▸ Task details
From the listing below, select every line where the word "JSON" appears.

▸ Record excerpts
════
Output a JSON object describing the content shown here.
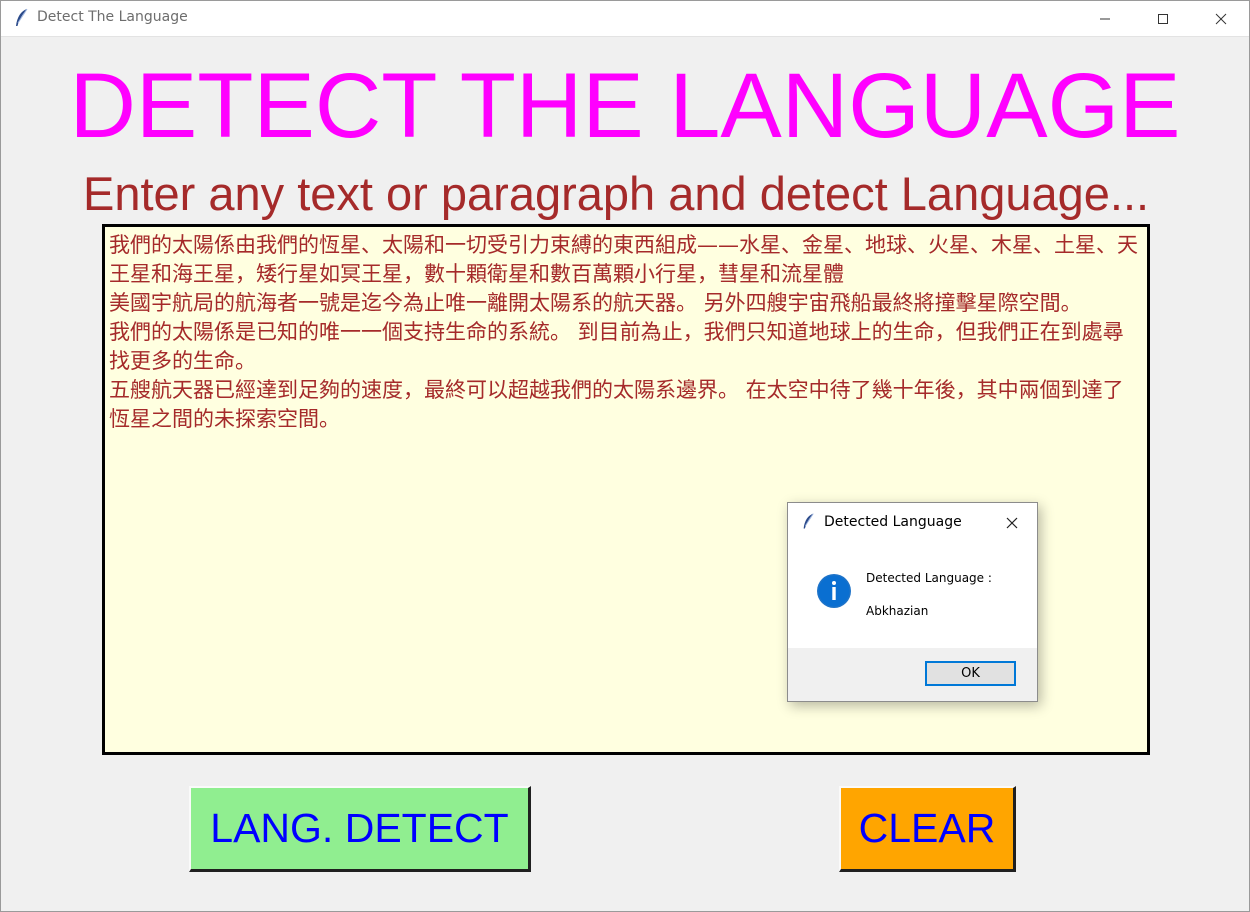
{
  "window": {
    "title": "Detect The Language",
    "icon": "feather-icon"
  },
  "app": {
    "heading": "DETECT THE LANGUAGE",
    "subheading": "Enter any text or paragraph and detect Language...",
    "text_input_value": "我們的太陽係由我們的恆星、太陽和一切受引力束縛的東西組成——水星、金星、地球、火星、木星、土星、天王星和海王星，矮行星如冥王星，數十顆衛星和數百萬顆小行星，彗星和流星體\n美國宇航局的航海者一號是迄今為止唯一離開太陽系的航天器。 另外四艘宇宙飛船最終將撞擊星際空間。\n我們的太陽係是已知的唯一一個支持生命的系統。 到目前為止，我們只知道地球上的生命，但我們正在到處尋找更多的生命。\n五艘航天器已經達到足夠的速度，最終可以超越我們的太陽系邊界。 在太空中待了幾十年後，其中兩個到達了恆星之間的未探索空間。",
    "detect_button_label": "LANG. DETECT",
    "clear_button_label": "CLEAR"
  },
  "dialog": {
    "title": "Detected Language",
    "message_label": "Detected Language :",
    "message_value": "Abkhazian",
    "ok_label": "OK",
    "icon": "info-icon"
  },
  "colors": {
    "heading": "#ff00ff",
    "subheading": "#a52a2a",
    "text": "#a52a2a",
    "textarea_bg": "#ffffe0",
    "detect_button_bg": "#90ee90",
    "clear_button_bg": "#ffa500",
    "button_text": "#0000ff",
    "window_bg": "#f0f0f0"
  }
}
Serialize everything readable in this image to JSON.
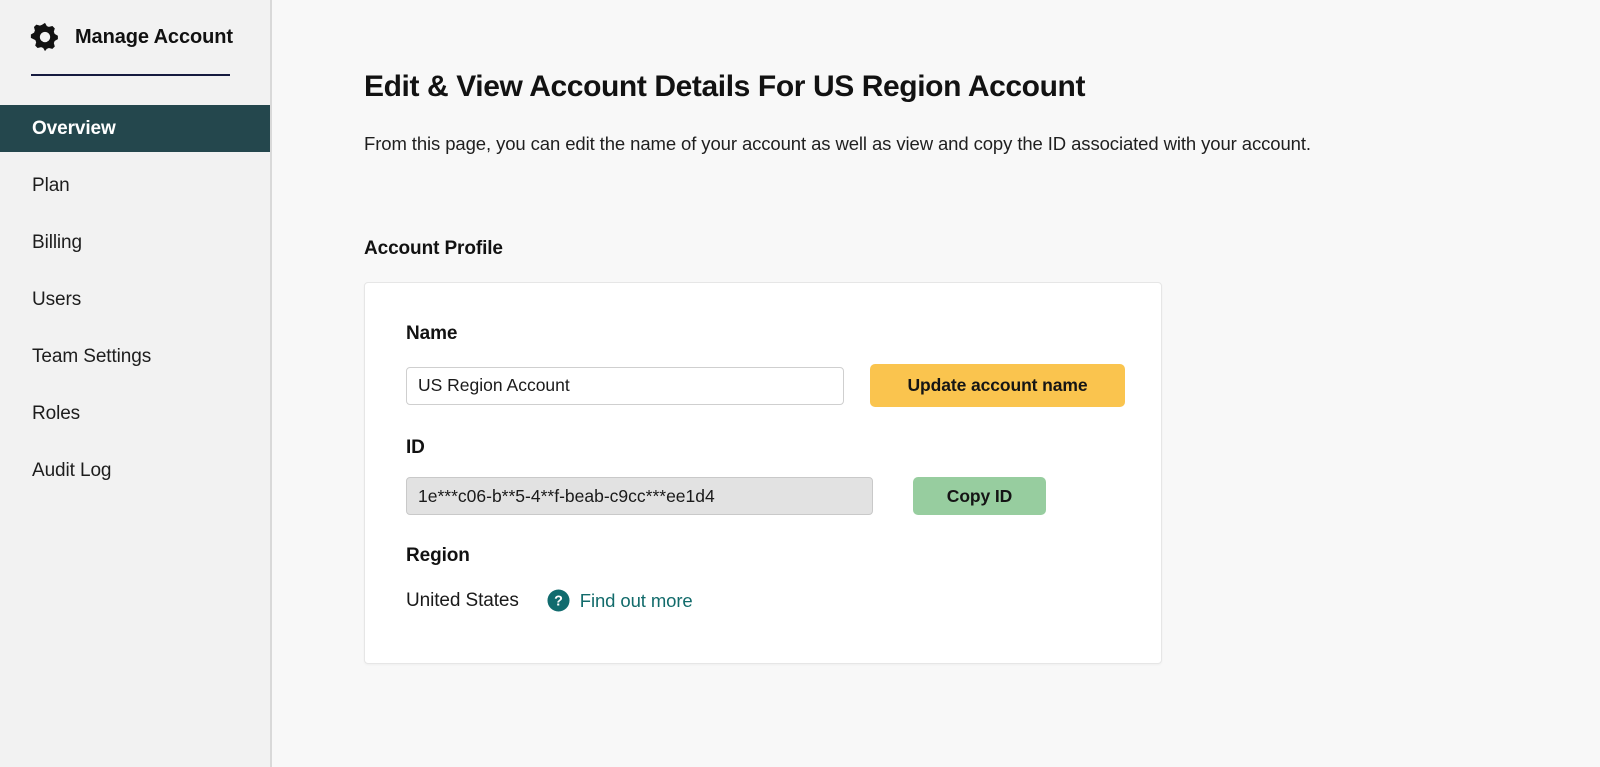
{
  "sidebar": {
    "brand": {
      "title": "Manage Account",
      "icon": "gear-icon"
    },
    "items": [
      {
        "label": "Overview",
        "active": true
      },
      {
        "label": "Plan",
        "active": false
      },
      {
        "label": "Billing",
        "active": false
      },
      {
        "label": "Users",
        "active": false
      },
      {
        "label": "Team Settings",
        "active": false
      },
      {
        "label": "Roles",
        "active": false
      },
      {
        "label": "Audit Log",
        "active": false
      }
    ]
  },
  "main": {
    "title": "Edit & View Account Details For US Region Account",
    "subtitle": "From this page, you can edit the name of your account as well as view and copy the ID associated with your account.",
    "section_label": "Account Profile",
    "name": {
      "label": "Name",
      "value": "US Region Account",
      "placeholder": "Account name",
      "button_label": "Update account name"
    },
    "id": {
      "label": "ID",
      "value": "1e***c06-b**5-4**f-beab-c9cc***ee1d4",
      "button_label": "Copy ID"
    },
    "region": {
      "label": "Region",
      "value": "United States",
      "help_icon": "question-mark-circle-icon",
      "link_label": "Find out more"
    }
  },
  "colors": {
    "active_nav": "#24474d",
    "update_button": "#fac44e",
    "copy_button": "#97cd9f",
    "link_teal": "#126b6b",
    "divider_navy": "#161b3f",
    "sidebar_bg": "#f2f2f2",
    "main_bg": "#f8f8f8"
  }
}
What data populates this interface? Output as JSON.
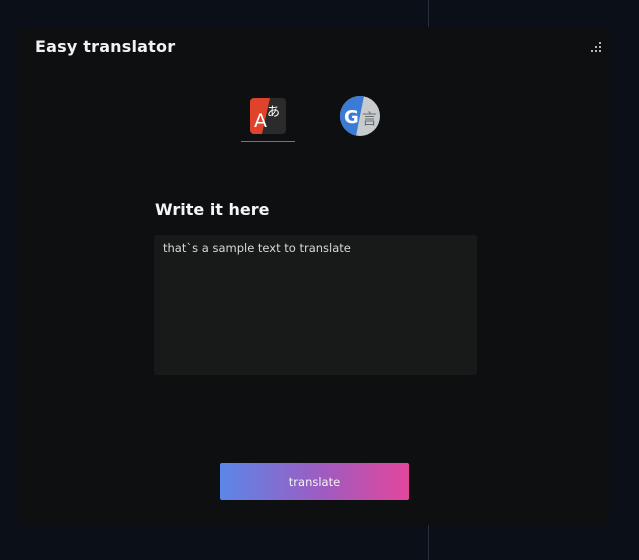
{
  "app": {
    "title": "Easy translator"
  },
  "services": [
    {
      "name": "translate-service",
      "icon": "translate-app-icon",
      "active": true
    },
    {
      "name": "google-translate-service",
      "icon": "google-translate-icon",
      "active": false
    }
  ],
  "editor": {
    "heading": "Write it here",
    "value": "that`s a sample text to translate"
  },
  "actions": {
    "translate_label": "translate"
  },
  "colors": {
    "background": "#0b0f17",
    "panel": "#0e0f10",
    "input_bg": "#181919",
    "tab_underline": "#4a78e0",
    "button_gradient_start": "#5b86e8",
    "button_gradient_end": "#e2479c"
  }
}
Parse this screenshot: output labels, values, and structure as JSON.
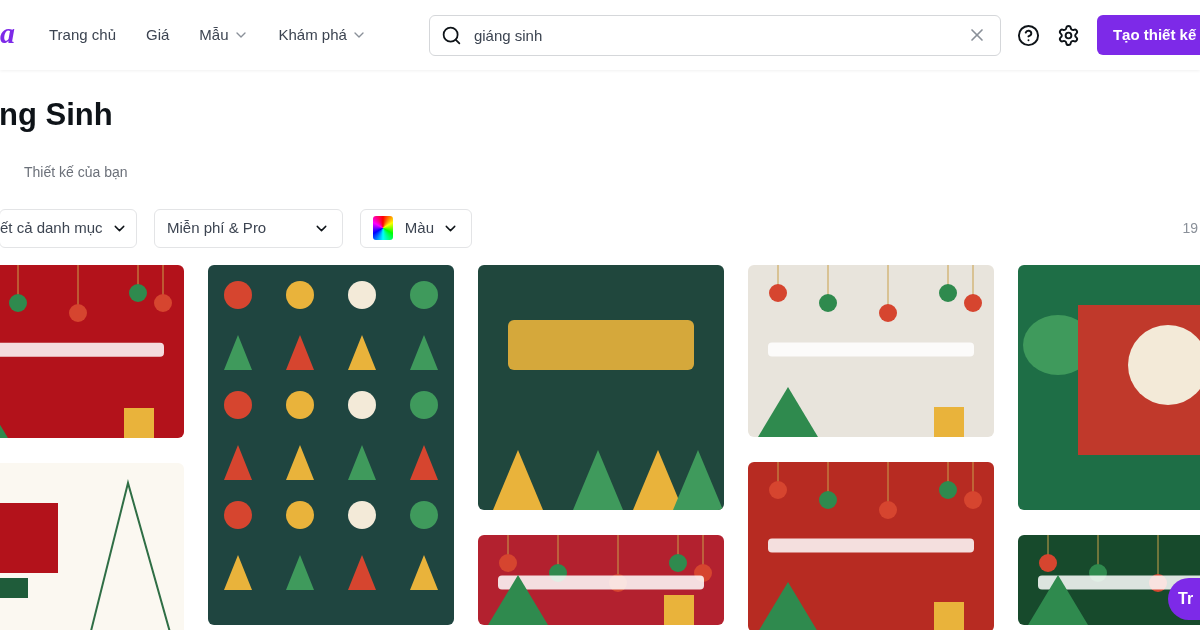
{
  "header": {
    "logo": "a",
    "nav": [
      {
        "label": "Trang chủ",
        "dropdown": false
      },
      {
        "label": "Giá",
        "dropdown": false
      },
      {
        "label": "Mẫu",
        "dropdown": true
      },
      {
        "label": "Khám phá",
        "dropdown": true
      }
    ],
    "search": {
      "value": "giáng sinh"
    },
    "create_button": "Tạo thiết kế"
  },
  "page_title": "ng Sinh",
  "your_designs_tab": "Thiết kế của bạn",
  "filters": [
    {
      "label": "ết cả danh mục",
      "kind": "dropdown"
    },
    {
      "label": "Miễn phí & Pro",
      "kind": "dropdown"
    },
    {
      "label": "Màu",
      "kind": "color"
    }
  ],
  "result_count": "19",
  "chat_button": "Tr"
}
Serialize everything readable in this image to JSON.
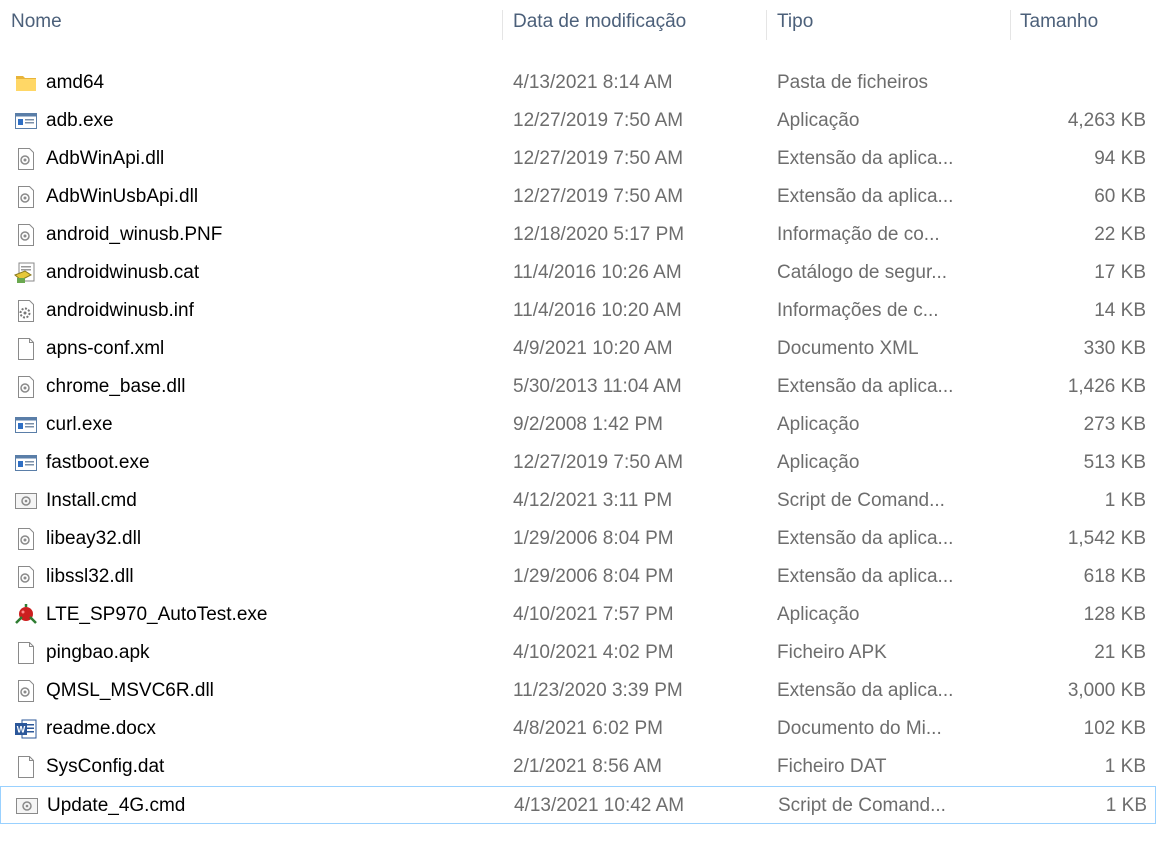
{
  "columns": {
    "name": "Nome",
    "date": "Data de modificação",
    "type": "Tipo",
    "size": "Tamanho"
  },
  "files": [
    {
      "icon": "folder-icon",
      "name": "amd64",
      "date": "4/13/2021 8:14 AM",
      "type": "Pasta de ficheiros",
      "size": ""
    },
    {
      "icon": "exe-icon",
      "name": "adb.exe",
      "date": "12/27/2019 7:50 AM",
      "type": "Aplicação",
      "size": "4,263 KB"
    },
    {
      "icon": "dll-icon",
      "name": "AdbWinApi.dll",
      "date": "12/27/2019 7:50 AM",
      "type": "Extensão da aplica...",
      "size": "94 KB"
    },
    {
      "icon": "dll-icon",
      "name": "AdbWinUsbApi.dll",
      "date": "12/27/2019 7:50 AM",
      "type": "Extensão da aplica...",
      "size": "60 KB"
    },
    {
      "icon": "dll-icon",
      "name": "android_winusb.PNF",
      "date": "12/18/2020 5:17 PM",
      "type": "Informação de co...",
      "size": "22 KB"
    },
    {
      "icon": "catalog-icon",
      "name": "androidwinusb.cat",
      "date": "11/4/2016 10:26 AM",
      "type": "Catálogo de segur...",
      "size": "17 KB"
    },
    {
      "icon": "inf-icon",
      "name": "androidwinusb.inf",
      "date": "11/4/2016 10:20 AM",
      "type": "Informações de c...",
      "size": "14 KB"
    },
    {
      "icon": "file-icon",
      "name": "apns-conf.xml",
      "date": "4/9/2021 10:20 AM",
      "type": "Documento XML",
      "size": "330 KB"
    },
    {
      "icon": "dll-icon",
      "name": "chrome_base.dll",
      "date": "5/30/2013 11:04 AM",
      "type": "Extensão da aplica...",
      "size": "1,426 KB"
    },
    {
      "icon": "exe-icon",
      "name": "curl.exe",
      "date": "9/2/2008 1:42 PM",
      "type": "Aplicação",
      "size": "273 KB"
    },
    {
      "icon": "exe-icon",
      "name": "fastboot.exe",
      "date": "12/27/2019 7:50 AM",
      "type": "Aplicação",
      "size": "513 KB"
    },
    {
      "icon": "cmd-icon",
      "name": "Install.cmd",
      "date": "4/12/2021 3:11 PM",
      "type": "Script de Comand...",
      "size": "1 KB"
    },
    {
      "icon": "dll-icon",
      "name": "libeay32.dll",
      "date": "1/29/2006 8:04 PM",
      "type": "Extensão da aplica...",
      "size": "1,542 KB"
    },
    {
      "icon": "dll-icon",
      "name": "libssl32.dll",
      "date": "1/29/2006 8:04 PM",
      "type": "Extensão da aplica...",
      "size": "618 KB"
    },
    {
      "icon": "app-custom-icon",
      "name": "LTE_SP970_AutoTest.exe",
      "date": "4/10/2021 7:57 PM",
      "type": "Aplicação",
      "size": "128 KB"
    },
    {
      "icon": "file-icon",
      "name": "pingbao.apk",
      "date": "4/10/2021 4:02 PM",
      "type": "Ficheiro APK",
      "size": "21 KB"
    },
    {
      "icon": "dll-icon",
      "name": "QMSL_MSVC6R.dll",
      "date": "11/23/2020 3:39 PM",
      "type": "Extensão da aplica...",
      "size": "3,000 KB"
    },
    {
      "icon": "word-icon",
      "name": "readme.docx",
      "date": "4/8/2021 6:02 PM",
      "type": "Documento do Mi...",
      "size": "102 KB"
    },
    {
      "icon": "file-icon",
      "name": "SysConfig.dat",
      "date": "2/1/2021 8:56 AM",
      "type": "Ficheiro DAT",
      "size": "1 KB"
    },
    {
      "icon": "cmd-icon",
      "name": "Update_4G.cmd",
      "date": "4/13/2021 10:42 AM",
      "type": "Script de Comand...",
      "size": "1 KB",
      "selected": true
    }
  ],
  "colors": {
    "header_text": "#4c607a",
    "detail_text": "#6d6d6d",
    "selection_border": "#99d1ff",
    "folder": "#ffd766"
  }
}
════
▸ Written response
Output a JSON object describing the content shown here.
Serialize everything readable in this image to JSON.
What data populates this interface? Output as JSON.
Parse this screenshot: output labels, values, and structure as JSON.
Serialize everything readable in this image to JSON.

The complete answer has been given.